To do:
Set out every line bearing the string "Задание".
-*-*-
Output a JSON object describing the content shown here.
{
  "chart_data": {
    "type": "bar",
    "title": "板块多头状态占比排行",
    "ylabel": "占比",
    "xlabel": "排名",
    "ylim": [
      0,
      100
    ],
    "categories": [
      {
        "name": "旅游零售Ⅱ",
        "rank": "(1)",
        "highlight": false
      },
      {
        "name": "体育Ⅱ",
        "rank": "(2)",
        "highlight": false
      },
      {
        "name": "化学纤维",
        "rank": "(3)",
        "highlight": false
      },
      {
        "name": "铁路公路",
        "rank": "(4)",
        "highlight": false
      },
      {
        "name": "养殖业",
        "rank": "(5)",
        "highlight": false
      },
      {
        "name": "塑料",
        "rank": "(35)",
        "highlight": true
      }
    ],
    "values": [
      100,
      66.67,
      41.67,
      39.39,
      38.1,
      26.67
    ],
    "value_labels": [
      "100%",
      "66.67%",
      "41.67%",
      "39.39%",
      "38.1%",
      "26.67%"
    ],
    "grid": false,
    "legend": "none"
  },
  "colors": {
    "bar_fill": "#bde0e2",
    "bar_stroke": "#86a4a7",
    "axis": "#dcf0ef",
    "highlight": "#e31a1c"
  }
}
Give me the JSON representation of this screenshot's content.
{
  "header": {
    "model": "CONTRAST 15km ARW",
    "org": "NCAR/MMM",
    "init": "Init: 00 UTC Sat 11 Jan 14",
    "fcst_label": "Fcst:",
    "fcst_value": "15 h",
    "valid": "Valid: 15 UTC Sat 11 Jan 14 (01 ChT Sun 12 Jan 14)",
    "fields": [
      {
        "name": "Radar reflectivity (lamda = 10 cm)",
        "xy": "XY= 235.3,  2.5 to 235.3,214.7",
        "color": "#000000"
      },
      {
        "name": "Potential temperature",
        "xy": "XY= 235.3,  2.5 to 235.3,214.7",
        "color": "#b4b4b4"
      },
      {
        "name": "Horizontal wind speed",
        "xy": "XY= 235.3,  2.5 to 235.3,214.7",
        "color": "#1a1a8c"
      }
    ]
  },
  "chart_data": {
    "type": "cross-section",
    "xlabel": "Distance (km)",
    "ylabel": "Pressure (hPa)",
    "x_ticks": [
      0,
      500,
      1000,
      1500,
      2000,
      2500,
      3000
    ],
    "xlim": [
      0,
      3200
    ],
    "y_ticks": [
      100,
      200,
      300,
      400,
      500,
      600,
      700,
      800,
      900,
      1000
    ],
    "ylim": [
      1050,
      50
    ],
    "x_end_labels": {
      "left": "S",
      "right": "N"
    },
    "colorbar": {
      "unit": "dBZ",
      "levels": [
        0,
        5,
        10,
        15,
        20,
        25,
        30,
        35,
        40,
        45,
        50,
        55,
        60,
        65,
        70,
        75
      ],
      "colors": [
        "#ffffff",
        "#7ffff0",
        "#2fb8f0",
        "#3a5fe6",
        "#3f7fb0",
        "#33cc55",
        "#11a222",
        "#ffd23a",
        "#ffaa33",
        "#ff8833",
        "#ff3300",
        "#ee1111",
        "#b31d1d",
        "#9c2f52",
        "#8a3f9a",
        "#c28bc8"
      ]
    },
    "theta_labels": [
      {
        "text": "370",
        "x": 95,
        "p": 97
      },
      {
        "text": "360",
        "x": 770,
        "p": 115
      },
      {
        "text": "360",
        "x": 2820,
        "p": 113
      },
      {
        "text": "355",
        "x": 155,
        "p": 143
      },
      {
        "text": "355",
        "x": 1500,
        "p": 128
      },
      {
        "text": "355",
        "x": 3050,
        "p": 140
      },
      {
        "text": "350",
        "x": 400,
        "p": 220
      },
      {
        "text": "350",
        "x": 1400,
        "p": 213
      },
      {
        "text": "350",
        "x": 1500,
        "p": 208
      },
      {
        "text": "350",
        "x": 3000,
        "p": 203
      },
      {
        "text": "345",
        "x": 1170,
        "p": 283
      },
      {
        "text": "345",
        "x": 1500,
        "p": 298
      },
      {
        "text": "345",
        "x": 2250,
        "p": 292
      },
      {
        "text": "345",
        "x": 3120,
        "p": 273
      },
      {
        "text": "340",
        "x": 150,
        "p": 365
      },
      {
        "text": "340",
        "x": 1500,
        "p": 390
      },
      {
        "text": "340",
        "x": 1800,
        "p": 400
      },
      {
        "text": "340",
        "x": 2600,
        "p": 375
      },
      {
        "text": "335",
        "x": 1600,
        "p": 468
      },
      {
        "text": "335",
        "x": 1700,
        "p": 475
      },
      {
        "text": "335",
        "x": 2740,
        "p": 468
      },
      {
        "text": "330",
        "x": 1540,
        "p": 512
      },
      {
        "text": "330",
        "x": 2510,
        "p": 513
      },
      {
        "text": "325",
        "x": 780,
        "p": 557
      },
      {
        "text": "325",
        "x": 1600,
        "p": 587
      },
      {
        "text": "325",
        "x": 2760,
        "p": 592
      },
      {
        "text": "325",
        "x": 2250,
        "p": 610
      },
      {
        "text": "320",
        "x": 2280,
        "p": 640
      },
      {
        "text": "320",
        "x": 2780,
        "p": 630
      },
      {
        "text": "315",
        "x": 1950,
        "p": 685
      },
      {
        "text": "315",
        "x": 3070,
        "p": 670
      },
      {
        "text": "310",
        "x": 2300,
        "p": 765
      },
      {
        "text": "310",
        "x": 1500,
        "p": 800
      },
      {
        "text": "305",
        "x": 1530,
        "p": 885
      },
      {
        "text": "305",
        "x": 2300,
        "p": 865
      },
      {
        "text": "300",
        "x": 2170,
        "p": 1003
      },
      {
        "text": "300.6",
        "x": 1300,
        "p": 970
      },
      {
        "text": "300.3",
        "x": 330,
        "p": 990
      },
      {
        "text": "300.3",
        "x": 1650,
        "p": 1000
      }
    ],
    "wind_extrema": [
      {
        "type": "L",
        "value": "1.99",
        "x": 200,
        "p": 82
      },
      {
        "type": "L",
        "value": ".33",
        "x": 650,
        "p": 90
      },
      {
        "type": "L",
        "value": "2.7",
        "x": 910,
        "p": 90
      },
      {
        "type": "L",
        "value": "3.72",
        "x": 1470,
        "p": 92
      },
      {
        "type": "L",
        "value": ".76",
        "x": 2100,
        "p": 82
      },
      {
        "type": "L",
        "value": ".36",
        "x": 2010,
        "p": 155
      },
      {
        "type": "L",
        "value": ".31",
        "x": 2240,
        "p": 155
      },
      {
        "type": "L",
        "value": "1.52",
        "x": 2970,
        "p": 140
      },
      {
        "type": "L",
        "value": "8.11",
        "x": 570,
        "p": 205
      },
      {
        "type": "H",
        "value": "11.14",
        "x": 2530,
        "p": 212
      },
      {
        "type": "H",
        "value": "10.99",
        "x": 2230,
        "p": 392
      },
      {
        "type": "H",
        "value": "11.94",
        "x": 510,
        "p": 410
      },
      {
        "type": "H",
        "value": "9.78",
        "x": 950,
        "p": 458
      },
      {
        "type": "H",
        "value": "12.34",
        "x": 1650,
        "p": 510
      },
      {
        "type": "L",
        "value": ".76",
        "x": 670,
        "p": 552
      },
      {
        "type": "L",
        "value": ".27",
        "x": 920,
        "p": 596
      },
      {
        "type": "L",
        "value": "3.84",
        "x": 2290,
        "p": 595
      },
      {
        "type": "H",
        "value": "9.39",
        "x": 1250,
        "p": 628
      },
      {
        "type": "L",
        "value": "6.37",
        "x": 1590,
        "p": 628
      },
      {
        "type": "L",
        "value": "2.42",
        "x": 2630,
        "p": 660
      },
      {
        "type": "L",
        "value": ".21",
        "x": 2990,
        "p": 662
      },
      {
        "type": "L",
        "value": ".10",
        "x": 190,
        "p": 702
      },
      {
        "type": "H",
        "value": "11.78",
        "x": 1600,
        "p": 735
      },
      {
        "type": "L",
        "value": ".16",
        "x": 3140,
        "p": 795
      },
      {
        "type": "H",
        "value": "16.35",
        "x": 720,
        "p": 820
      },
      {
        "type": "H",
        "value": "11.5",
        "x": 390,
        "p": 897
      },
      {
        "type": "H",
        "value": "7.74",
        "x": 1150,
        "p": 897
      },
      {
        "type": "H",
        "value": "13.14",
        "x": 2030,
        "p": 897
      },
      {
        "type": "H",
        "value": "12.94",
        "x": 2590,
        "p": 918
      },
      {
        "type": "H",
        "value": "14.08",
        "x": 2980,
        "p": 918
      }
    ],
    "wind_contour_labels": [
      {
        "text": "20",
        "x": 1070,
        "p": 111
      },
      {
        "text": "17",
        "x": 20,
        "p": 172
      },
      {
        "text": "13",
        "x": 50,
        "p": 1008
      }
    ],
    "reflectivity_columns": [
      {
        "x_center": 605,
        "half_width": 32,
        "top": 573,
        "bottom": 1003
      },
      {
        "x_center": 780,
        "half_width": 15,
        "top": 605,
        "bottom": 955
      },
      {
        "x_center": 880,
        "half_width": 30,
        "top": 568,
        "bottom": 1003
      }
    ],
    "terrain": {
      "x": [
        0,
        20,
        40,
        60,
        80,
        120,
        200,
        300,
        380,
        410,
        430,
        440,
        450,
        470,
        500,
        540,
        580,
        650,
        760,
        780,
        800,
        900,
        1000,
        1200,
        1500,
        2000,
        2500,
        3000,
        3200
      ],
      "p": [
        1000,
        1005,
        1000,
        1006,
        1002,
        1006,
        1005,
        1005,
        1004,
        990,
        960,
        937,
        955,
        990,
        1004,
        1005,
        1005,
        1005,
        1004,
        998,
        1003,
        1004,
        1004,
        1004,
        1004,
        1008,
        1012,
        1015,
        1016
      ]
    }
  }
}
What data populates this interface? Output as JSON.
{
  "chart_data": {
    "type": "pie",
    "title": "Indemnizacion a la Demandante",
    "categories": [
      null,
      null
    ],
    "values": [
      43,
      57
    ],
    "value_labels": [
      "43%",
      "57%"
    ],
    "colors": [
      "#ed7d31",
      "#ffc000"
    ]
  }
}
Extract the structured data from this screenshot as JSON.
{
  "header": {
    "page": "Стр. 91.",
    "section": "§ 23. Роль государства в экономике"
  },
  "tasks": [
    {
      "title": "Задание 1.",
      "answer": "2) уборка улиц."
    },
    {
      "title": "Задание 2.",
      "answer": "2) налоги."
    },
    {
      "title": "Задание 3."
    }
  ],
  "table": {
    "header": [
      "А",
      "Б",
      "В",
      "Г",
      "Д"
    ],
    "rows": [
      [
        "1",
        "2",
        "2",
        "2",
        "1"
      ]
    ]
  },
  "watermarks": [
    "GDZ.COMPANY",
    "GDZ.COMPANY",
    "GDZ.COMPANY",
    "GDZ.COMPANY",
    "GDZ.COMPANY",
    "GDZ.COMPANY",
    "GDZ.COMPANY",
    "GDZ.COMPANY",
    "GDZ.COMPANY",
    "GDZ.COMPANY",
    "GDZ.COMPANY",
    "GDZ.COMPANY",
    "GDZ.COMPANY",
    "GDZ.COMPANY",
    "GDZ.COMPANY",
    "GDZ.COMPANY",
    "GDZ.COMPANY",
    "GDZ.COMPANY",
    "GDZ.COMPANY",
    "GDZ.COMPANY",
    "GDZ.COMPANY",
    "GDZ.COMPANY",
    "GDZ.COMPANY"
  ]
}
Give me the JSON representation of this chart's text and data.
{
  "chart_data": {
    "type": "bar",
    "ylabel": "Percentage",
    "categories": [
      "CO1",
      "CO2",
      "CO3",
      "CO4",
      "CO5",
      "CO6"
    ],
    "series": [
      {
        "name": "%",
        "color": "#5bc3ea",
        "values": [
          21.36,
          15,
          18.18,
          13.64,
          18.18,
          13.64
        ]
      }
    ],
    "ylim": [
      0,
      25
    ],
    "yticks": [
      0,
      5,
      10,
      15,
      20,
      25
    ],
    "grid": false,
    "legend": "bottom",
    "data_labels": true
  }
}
-*-*-
Completed task:
      "title": "Задание 1.",
      "title": "Задание 2.",
      "title": "Задание 3."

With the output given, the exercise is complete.